To be done: Can you revise the lines below so that "Profile Offers" becomes "Job Offers" wherever it appears, leaving everything else unchanged?

Data section:
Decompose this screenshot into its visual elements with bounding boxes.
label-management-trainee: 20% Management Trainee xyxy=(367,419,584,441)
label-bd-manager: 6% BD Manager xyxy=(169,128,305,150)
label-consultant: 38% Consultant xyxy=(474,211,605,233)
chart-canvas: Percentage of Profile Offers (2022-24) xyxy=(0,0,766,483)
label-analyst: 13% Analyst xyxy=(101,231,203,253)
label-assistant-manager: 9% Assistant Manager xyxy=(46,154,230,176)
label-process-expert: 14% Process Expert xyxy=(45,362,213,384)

Answer to the problem:
Decompose this screenshot into its visual elements with bounding boxes.
label-management-trainee: 20% Management Trainee xyxy=(367,419,584,441)
label-bd-manager: 6% BD Manager xyxy=(169,128,305,150)
label-consultant: 38% Consultant xyxy=(474,211,605,233)
chart-canvas: Percentage of Job Offers (2022-24) xyxy=(0,0,766,483)
label-analyst: 13% Analyst xyxy=(101,231,203,253)
label-assistant-manager: 9% Assistant Manager xyxy=(46,154,230,176)
label-process-expert: 14% Process Expert xyxy=(45,362,213,384)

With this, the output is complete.